• WHAT YOU WILL DO
Identify the line in which "Read the values" appears, then reproduce that line and all remaining lines of the records word for word.

[Records from a collection of figures]
::::::::
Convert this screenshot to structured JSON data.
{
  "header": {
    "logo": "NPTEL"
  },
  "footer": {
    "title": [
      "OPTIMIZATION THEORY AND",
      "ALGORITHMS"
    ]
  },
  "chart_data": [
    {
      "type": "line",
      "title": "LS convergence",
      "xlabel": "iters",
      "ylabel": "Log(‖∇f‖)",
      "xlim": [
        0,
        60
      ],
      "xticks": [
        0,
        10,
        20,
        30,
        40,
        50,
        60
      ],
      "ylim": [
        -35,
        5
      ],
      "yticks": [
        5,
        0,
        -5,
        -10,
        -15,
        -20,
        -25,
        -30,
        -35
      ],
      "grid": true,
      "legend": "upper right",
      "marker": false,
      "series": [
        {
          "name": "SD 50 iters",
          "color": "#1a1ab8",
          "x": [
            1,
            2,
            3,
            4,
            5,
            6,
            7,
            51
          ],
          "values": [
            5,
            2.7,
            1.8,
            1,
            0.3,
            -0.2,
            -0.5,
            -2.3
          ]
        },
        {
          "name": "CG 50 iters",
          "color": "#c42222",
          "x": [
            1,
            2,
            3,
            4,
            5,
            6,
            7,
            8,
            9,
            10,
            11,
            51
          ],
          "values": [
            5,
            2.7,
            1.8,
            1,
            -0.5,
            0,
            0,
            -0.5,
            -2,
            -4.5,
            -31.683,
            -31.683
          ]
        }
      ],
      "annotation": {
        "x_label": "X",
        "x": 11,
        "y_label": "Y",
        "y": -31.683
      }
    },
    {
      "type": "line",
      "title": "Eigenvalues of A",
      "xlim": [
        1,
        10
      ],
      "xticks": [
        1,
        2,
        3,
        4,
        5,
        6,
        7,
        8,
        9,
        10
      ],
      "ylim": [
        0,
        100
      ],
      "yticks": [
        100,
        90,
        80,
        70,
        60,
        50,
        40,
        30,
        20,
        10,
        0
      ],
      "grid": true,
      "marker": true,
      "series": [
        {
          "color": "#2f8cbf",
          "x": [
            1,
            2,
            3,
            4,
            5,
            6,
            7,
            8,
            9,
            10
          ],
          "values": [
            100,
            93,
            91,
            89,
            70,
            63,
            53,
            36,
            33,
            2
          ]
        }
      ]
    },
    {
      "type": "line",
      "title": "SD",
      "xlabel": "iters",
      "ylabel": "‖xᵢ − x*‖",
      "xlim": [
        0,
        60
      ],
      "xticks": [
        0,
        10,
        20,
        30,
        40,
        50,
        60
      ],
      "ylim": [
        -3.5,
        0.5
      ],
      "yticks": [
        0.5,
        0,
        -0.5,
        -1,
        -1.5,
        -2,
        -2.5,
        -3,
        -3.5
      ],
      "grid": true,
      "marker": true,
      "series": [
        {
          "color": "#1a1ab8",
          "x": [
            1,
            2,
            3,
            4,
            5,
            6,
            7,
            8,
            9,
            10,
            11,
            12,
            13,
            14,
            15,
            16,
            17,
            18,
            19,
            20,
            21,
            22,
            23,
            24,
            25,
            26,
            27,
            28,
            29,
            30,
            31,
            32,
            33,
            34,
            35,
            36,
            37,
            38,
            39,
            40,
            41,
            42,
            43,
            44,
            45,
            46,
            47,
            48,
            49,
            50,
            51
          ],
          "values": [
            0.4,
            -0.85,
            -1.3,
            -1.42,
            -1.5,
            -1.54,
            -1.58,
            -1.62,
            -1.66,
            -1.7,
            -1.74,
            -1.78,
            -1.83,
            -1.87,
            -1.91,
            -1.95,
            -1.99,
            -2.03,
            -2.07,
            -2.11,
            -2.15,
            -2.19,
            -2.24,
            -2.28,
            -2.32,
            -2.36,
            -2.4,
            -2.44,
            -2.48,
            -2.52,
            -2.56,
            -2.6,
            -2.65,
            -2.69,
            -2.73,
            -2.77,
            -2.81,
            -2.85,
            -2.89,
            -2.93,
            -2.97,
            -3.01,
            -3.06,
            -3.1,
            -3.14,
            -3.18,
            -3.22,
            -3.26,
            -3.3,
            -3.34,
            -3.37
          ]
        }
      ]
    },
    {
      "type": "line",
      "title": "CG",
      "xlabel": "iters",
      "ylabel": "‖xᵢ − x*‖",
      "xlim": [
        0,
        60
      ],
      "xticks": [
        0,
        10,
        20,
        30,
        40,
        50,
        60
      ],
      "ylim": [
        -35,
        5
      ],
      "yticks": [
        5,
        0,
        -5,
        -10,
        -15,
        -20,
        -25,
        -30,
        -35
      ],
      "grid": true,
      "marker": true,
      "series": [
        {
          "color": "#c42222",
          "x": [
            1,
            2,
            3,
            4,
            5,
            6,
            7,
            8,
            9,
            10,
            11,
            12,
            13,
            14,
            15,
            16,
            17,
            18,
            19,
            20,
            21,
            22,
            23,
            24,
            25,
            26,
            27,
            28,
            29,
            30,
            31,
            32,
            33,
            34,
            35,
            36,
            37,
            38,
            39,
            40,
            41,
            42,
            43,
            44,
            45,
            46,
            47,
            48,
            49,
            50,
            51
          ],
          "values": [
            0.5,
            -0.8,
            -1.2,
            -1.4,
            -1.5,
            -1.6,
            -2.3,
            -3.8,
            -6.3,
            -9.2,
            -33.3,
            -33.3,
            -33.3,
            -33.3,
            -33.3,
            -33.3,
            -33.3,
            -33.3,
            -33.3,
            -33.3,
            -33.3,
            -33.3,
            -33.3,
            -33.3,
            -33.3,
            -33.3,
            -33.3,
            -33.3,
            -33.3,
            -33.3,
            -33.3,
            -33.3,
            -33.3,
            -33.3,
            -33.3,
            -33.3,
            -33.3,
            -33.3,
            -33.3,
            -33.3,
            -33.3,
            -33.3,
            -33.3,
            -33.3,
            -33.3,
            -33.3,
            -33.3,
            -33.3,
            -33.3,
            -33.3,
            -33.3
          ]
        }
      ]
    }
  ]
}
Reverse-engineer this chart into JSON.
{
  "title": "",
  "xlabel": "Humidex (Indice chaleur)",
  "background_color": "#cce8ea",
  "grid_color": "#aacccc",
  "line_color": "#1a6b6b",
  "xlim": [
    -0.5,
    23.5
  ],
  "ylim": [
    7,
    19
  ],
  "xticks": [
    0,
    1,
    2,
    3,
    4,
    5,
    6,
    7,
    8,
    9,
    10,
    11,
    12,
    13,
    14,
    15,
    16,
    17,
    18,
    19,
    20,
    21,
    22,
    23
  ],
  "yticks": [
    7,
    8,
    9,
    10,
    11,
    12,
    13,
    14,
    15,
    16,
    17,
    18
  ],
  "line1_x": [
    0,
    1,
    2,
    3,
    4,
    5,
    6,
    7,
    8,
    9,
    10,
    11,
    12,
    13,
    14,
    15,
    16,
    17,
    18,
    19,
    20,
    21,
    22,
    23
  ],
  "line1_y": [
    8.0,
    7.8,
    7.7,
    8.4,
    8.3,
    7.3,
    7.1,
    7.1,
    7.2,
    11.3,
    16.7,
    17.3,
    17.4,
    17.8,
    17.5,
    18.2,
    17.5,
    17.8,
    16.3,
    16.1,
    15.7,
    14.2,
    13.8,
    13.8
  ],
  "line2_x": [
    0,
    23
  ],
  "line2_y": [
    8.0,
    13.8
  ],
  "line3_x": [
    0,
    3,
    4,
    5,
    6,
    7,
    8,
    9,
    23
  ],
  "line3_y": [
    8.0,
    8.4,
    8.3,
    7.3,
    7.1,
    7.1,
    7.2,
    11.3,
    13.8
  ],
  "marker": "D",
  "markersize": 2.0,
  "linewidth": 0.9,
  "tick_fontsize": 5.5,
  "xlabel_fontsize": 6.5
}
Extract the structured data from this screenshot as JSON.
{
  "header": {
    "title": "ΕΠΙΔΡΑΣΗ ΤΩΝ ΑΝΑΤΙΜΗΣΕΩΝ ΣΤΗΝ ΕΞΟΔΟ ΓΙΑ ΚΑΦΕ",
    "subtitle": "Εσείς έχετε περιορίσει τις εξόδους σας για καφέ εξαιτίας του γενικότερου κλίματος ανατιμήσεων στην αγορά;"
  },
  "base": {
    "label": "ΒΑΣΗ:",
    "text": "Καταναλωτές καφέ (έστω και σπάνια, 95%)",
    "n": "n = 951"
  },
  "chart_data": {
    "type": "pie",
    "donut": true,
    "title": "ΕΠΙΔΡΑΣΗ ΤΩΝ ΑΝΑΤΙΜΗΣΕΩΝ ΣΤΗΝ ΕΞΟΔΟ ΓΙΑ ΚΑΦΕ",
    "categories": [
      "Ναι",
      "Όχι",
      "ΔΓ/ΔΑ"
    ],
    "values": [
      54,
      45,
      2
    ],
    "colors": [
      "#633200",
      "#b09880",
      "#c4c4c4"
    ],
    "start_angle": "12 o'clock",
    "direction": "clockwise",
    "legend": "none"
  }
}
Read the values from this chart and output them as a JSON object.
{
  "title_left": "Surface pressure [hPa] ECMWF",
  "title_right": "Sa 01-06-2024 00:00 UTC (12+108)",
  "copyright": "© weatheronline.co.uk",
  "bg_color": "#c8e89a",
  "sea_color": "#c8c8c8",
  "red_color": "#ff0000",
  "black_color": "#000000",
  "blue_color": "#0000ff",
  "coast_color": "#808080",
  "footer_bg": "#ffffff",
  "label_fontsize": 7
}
::::::::
• THE SOLUTION
Read the values from this chart and output them as a JSON object.
{
  "title_left": "Surface pressure [hPa] ECMWF",
  "title_right": "Sa 01-06-2024 00:00 UTC (12+108)",
  "copyright": "© weatheronline.co.uk",
  "bg_color": "#c8e89a",
  "sea_color": "#c8c8c8",
  "red_color": "#ff0000",
  "black_color": "#000000",
  "blue_color": "#0000ff",
  "coast_color": "#808080",
  "footer_bg": "#ffffff",
  "label_fontsize": 7
}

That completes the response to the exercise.